◆ Directions for this task
Each record below should appear again exactly as written.

◆ Supplied information
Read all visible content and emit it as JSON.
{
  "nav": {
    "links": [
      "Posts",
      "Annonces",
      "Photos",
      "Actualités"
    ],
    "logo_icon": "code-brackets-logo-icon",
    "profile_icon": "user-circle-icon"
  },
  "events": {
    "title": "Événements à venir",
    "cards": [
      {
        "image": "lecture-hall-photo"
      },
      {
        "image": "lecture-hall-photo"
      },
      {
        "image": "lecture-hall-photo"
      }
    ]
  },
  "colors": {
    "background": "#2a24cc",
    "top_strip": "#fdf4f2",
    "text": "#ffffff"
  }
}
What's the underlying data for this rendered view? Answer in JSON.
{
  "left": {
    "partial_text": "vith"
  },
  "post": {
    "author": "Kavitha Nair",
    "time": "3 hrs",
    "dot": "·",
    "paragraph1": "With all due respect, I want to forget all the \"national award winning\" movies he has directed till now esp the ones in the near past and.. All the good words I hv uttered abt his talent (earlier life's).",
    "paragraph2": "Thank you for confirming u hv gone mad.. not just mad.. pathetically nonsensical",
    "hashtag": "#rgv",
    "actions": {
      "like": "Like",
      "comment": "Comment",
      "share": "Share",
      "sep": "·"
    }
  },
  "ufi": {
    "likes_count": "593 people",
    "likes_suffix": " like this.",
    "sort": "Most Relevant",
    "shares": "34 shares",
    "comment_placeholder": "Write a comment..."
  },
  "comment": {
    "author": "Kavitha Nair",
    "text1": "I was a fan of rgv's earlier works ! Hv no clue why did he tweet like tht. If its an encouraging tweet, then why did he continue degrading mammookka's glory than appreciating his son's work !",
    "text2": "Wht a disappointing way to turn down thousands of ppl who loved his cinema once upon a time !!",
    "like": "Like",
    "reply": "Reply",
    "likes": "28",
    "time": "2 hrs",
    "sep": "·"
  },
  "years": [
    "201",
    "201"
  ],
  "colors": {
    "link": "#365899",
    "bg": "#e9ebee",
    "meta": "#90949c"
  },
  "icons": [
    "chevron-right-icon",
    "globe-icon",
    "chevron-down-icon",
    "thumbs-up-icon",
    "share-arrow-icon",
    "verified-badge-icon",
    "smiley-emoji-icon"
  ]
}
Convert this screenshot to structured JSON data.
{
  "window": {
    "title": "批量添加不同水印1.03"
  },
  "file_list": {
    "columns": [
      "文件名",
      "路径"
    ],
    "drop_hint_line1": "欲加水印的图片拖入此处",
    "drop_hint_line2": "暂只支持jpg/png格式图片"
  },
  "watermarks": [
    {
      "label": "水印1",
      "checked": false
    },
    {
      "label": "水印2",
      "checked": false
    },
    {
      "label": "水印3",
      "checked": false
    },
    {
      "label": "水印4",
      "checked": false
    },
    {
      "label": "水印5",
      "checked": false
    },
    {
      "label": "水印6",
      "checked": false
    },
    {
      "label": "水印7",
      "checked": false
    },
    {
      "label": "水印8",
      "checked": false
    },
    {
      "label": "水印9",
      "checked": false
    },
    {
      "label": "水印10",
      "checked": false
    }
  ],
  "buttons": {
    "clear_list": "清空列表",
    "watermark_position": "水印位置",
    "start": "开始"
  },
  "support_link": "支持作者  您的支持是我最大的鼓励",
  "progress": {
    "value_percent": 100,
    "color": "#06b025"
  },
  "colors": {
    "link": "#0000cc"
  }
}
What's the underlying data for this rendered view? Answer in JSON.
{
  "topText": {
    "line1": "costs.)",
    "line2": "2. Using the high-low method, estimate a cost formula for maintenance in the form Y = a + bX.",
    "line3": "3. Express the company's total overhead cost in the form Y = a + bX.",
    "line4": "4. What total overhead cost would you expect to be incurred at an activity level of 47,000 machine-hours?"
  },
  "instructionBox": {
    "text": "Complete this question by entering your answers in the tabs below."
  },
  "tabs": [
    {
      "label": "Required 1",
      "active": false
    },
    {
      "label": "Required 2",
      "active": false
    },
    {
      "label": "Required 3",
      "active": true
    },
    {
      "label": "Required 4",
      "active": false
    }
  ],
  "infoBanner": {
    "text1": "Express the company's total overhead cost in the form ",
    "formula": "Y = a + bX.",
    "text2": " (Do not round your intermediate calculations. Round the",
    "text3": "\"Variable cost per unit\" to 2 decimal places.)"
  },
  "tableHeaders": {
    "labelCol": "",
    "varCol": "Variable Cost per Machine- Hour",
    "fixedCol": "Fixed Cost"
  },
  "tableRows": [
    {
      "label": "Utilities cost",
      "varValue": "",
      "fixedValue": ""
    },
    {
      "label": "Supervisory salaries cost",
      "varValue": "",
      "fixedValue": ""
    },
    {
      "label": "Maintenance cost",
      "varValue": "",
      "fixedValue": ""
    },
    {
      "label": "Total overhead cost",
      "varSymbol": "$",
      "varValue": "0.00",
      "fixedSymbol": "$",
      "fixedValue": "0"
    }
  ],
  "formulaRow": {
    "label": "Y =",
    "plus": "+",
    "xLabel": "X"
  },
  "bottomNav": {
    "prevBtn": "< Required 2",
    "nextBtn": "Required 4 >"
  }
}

◆ Full solution
Read all visible content and emit it as JSON.
{
  "nav": {
    "links": [
      "Posts",
      "Annonces",
      "Photos",
      "Actualités"
    ],
    "logo_icon": "code-brackets-logo-icon",
    "profile_icon": "user-circle-icon"
  },
  "events": {
    "title": "Événements à venir",
    "cards": [
      {
        "image": "lecture-hall-photo"
      },
      {
        "image": "lecture-hall-photo"
      },
      {
        "image": "lecture-hall-photo"
      }
    ]
  },
  "colors": {
    "background": "#2a24cc",
    "top_strip": "#fdf4f2",
    "text": "#ffffff"
  }
}
What's the underlying data for this rendered view? Answer in JSON.
{
  "left": {
    "partial_text": "vith"
  },
  "post": {
    "author": "Kavitha Nair",
    "time": "3 hrs",
    "dot": "·",
    "paragraph1": "With all due respect, I want to forget all the \"national award winning\" movies he has directed till now esp the ones in the near past and.. All the good words I hv uttered abt his talent (earlier life's).",
    "paragraph2": "Thank you for confirming u hv gone mad.. not just mad.. pathetically nonsensical",
    "hashtag": "#rgv",
    "actions": {
      "like": "Like",
      "comment": "Comment",
      "share": "Share",
      "sep": "·"
    }
  },
  "ufi": {
    "likes_count": "593 people",
    "likes_suffix": " like this.",
    "sort": "Most Relevant",
    "shares": "34 shares",
    "comment_placeholder": "Write a comment..."
  },
  "comment": {
    "author": "Kavitha Nair",
    "text1": "I was a fan of rgv's earlier works ! Hv no clue why did he tweet like tht. If its an encouraging tweet, then why did he continue degrading mammookka's glory than appreciating his son's work !",
    "text2": "Wht a disappointing way to turn down thousands of ppl who loved his cinema once upon a time !!",
    "like": "Like",
    "reply": "Reply",
    "likes": "28",
    "time": "2 hrs",
    "sep": "·"
  },
  "years": [
    "201",
    "201"
  ],
  "colors": {
    "link": "#365899",
    "bg": "#e9ebee",
    "meta": "#90949c"
  },
  "icons": [
    "chevron-right-icon",
    "globe-icon",
    "chevron-down-icon",
    "thumbs-up-icon",
    "share-arrow-icon",
    "verified-badge-icon",
    "smiley-emoji-icon"
  ]
}
Convert this screenshot to structured JSON data.
{
  "window": {
    "title": "批量添加不同水印1.03"
  },
  "file_list": {
    "columns": [
      "文件名",
      "路径"
    ],
    "drop_hint_line1": "欲加水印的图片拖入此处",
    "drop_hint_line2": "暂只支持jpg/png格式图片"
  },
  "watermarks": [
    {
      "label": "水印1",
      "checked": false
    },
    {
      "label": "水印2",
      "checked": false
    },
    {
      "label": "水印3",
      "checked": false
    },
    {
      "label": "水印4",
      "checked": false
    },
    {
      "label": "水印5",
      "checked": false
    },
    {
      "label": "水印6",
      "checked": false
    },
    {
      "label": "水印7",
      "checked": false
    },
    {
      "label": "水印8",
      "checked": false
    },
    {
      "label": "水印9",
      "checked": false
    },
    {
      "label": "水印10",
      "checked": false
    }
  ],
  "buttons": {
    "clear_list": "清空列表",
    "watermark_position": "水印位置",
    "start": "开始"
  },
  "support_link": "支持作者  您的支持是我最大的鼓励",
  "progress": {
    "value_percent": 100,
    "color": "#06b025"
  },
  "colors": {
    "link": "#0000cc"
  }
}
What's the underlying data for this rendered view? Answer in JSON.
{
  "topText": {
    "line1": "costs.)",
    "line2": "2. Using the high-low method, estimate a cost formula for maintenance in the form Y = a + bX.",
    "line3": "3. Express the company's total overhead cost in the form Y = a + bX.",
    "line4": "4. What total overhead cost would you expect to be incurred at an activity level of 47,000 machine-hours?"
  },
  "instructionBox": {
    "text": "Complete this question by entering your answers in the tabs below."
  },
  "tabs": [
    {
      "label": "Required 1",
      "active": false
    },
    {
      "label": "Required 2",
      "active": false
    },
    {
      "label": "Required 3",
      "active": true
    },
    {
      "label": "Required 4",
      "active": false
    }
  ],
  "infoBanner": {
    "text1": "Express the company's total overhead cost in the form ",
    "formula": "Y = a + bX.",
    "text2": " (Do not round your intermediate calculations. Round the",
    "text3": "\"Variable cost per unit\" to 2 decimal places.)"
  },
  "tableHeaders": {
    "labelCol": "",
    "varCol": "Variable Cost per Machine- Hour",
    "fixedCol": "Fixed Cost"
  },
  "tableRows": [
    {
      "label": "Utilities cost",
      "varValue": "",
      "fixedValue": ""
    },
    {
      "label": "Supervisory salaries cost",
      "varValue": "",
      "fixedValue": ""
    },
    {
      "label": "Maintenance cost",
      "varValue": "",
      "fixedValue": ""
    },
    {
      "label": "Total overhead cost",
      "varSymbol": "$",
      "varValue": "0.00",
      "fixedSymbol": "$",
      "fixedValue": "0"
    }
  ],
  "formulaRow": {
    "label": "Y =",
    "plus": "+",
    "xLabel": "X"
  },
  "bottomNav": {
    "prevBtn": "< Required 2",
    "nextBtn": "Required 4 >"
  }
}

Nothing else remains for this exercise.